Items from a data source:
-*-

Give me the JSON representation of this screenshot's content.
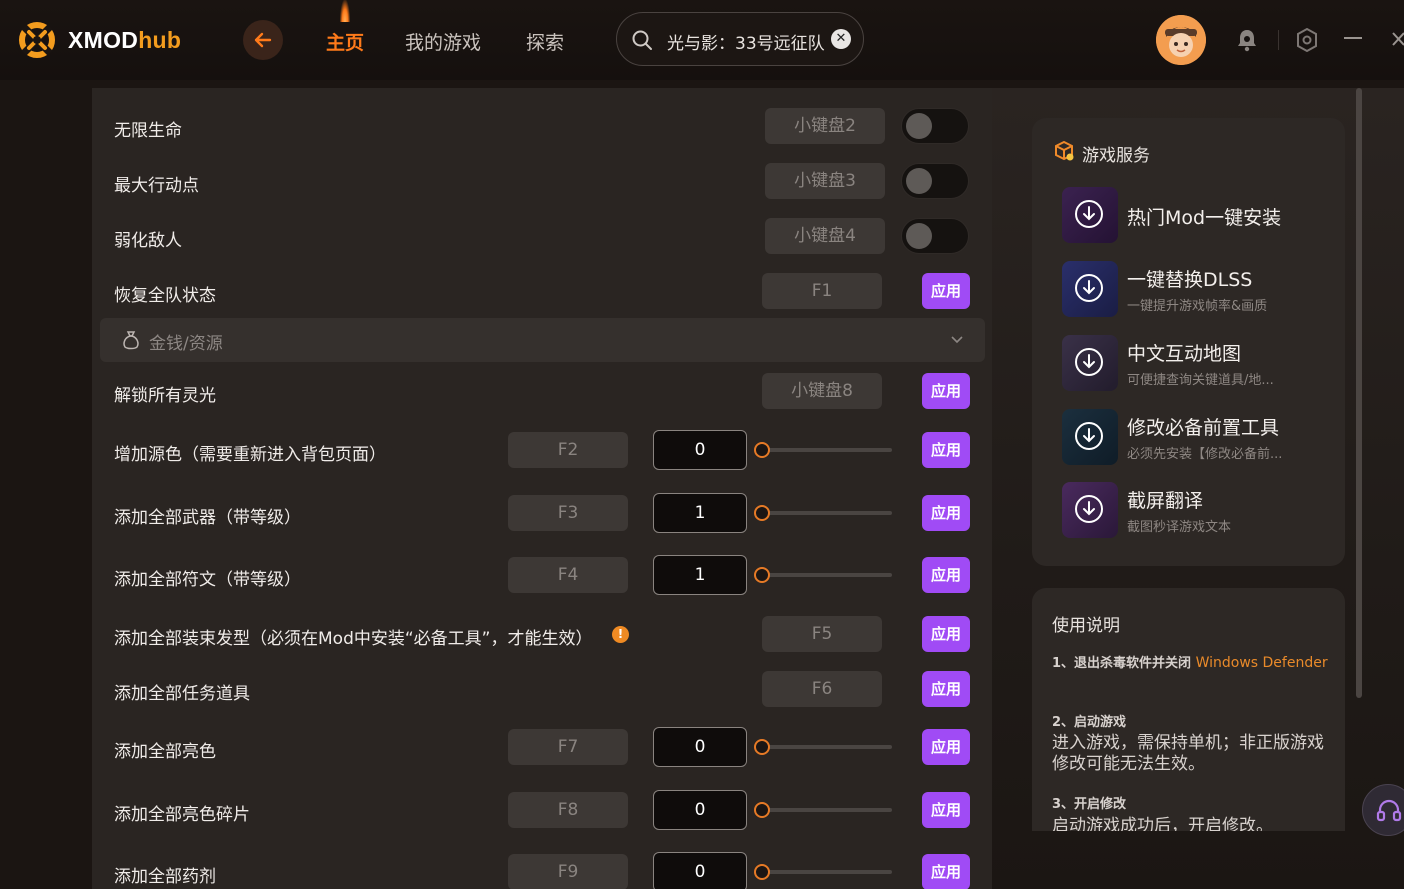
{
  "header": {
    "brand_main": "XMOD",
    "brand_accent": "hub",
    "nav": [
      "主页",
      "我的游戏",
      "探索"
    ],
    "search_value": "光与影：33号远征队",
    "accent_color": "#ff7a1a"
  },
  "mods": [
    {
      "label": "无限生命",
      "key": "小键盘2",
      "control": "toggle",
      "state": "off"
    },
    {
      "label": "最大行动点",
      "key": "小键盘3",
      "control": "toggle",
      "state": "off"
    },
    {
      "label": "弱化敌人",
      "key": "小键盘4",
      "control": "toggle",
      "state": "off"
    },
    {
      "label": "恢复全队状态",
      "key": "F1",
      "control": "apply",
      "apply": "应用"
    }
  ],
  "section": {
    "label": "金钱/资源",
    "icon": "money-bag-icon"
  },
  "items": [
    {
      "label": "解锁所有灵光",
      "key": "小键盘8",
      "apply": "应用"
    },
    {
      "label": "增加源色（需要重新进入背包页面）",
      "key": "F2",
      "value": "0",
      "apply": "应用"
    },
    {
      "label": "添加全部武器（带等级）",
      "key": "F3",
      "value": "1",
      "apply": "应用"
    },
    {
      "label": "添加全部符文（带等级）",
      "key": "F4",
      "value": "1",
      "apply": "应用"
    },
    {
      "label": "添加全部装束发型（必须在Mod中安装“必备工具”，才能生效）",
      "key": "F5",
      "apply": "应用",
      "info": "!"
    },
    {
      "label": "添加全部任务道具",
      "key": "F6",
      "apply": "应用"
    },
    {
      "label": "添加全部亮色",
      "key": "F7",
      "value": "0",
      "apply": "应用"
    },
    {
      "label": "添加全部亮色碎片",
      "key": "F8",
      "value": "0",
      "apply": "应用"
    },
    {
      "label": "添加全部药剂",
      "key": "F9",
      "value": "0",
      "apply": "应用"
    }
  ],
  "services": {
    "title": "游戏服务",
    "items": [
      {
        "name": "热门Mod一键安装",
        "desc": ""
      },
      {
        "name": "一键替换DLSS",
        "desc": "一键提升游戏帧率&画质"
      },
      {
        "name": "中文互动地图",
        "desc": "可便捷查询关键道具/地..."
      },
      {
        "name": "修改必备前置工具",
        "desc": "必须先安装【修改必备前..."
      },
      {
        "name": "截屏翻译",
        "desc": "截图秒译游戏文本"
      }
    ]
  },
  "help": {
    "title": "使用说明",
    "step1": "1、退出杀毒软件并关闭",
    "step1_highlight": "Windows Defender",
    "step2": "2、启动游戏",
    "step2_body": "进入游戏，需保持单机；非正版游戏修改可能无法生效。",
    "step3": "3、开启修改",
    "step3_body": "启动游戏成功后，开启修改。"
  }
}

-*-

● **Directions**
Exclude every picture and copy the remaining data exactly.

● **Worked solution**
Give me the JSON representation of this screenshot's content.
{
  "header": {
    "brand_main": "XMOD",
    "brand_accent": "hub",
    "nav": [
      "主页",
      "我的游戏",
      "探索"
    ],
    "search_value": "光与影：33号远征队",
    "accent_color": "#ff7a1a"
  },
  "mods": [
    {
      "label": "无限生命",
      "key": "小键盘2",
      "control": "toggle",
      "state": "off"
    },
    {
      "label": "最大行动点",
      "key": "小键盘3",
      "control": "toggle",
      "state": "off"
    },
    {
      "label": "弱化敌人",
      "key": "小键盘4",
      "control": "toggle",
      "state": "off"
    },
    {
      "label": "恢复全队状态",
      "key": "F1",
      "control": "apply",
      "apply": "应用"
    }
  ],
  "section": {
    "label": "金钱/资源",
    "icon": "money-bag-icon"
  },
  "items": [
    {
      "label": "解锁所有灵光",
      "key": "小键盘8",
      "apply": "应用"
    },
    {
      "label": "增加源色（需要重新进入背包页面）",
      "key": "F2",
      "value": "0",
      "apply": "应用"
    },
    {
      "label": "添加全部武器（带等级）",
      "key": "F3",
      "value": "1",
      "apply": "应用"
    },
    {
      "label": "添加全部符文（带等级）",
      "key": "F4",
      "value": "1",
      "apply": "应用"
    },
    {
      "label": "添加全部装束发型（必须在Mod中安装“必备工具”，才能生效）",
      "key": "F5",
      "apply": "应用",
      "info": "!"
    },
    {
      "label": "添加全部任务道具",
      "key": "F6",
      "apply": "应用"
    },
    {
      "label": "添加全部亮色",
      "key": "F7",
      "value": "0",
      "apply": "应用"
    },
    {
      "label": "添加全部亮色碎片",
      "key": "F8",
      "value": "0",
      "apply": "应用"
    },
    {
      "label": "添加全部药剂",
      "key": "F9",
      "value": "0",
      "apply": "应用"
    }
  ],
  "services": {
    "title": "游戏服务",
    "items": [
      {
        "name": "热门Mod一键安装",
        "desc": ""
      },
      {
        "name": "一键替换DLSS",
        "desc": "一键提升游戏帧率&画质"
      },
      {
        "name": "中文互动地图",
        "desc": "可便捷查询关键道具/地..."
      },
      {
        "name": "修改必备前置工具",
        "desc": "必须先安装【修改必备前..."
      },
      {
        "name": "截屏翻译",
        "desc": "截图秒译游戏文本"
      }
    ]
  },
  "help": {
    "title": "使用说明",
    "step1": "1、退出杀毒软件并关闭",
    "step1_highlight": "Windows Defender",
    "step2": "2、启动游戏",
    "step2_body": "进入游戏，需保持单机；非正版游戏修改可能无法生效。",
    "step3": "3、开启修改",
    "step3_body": "启动游戏成功后，开启修改。"
  }
}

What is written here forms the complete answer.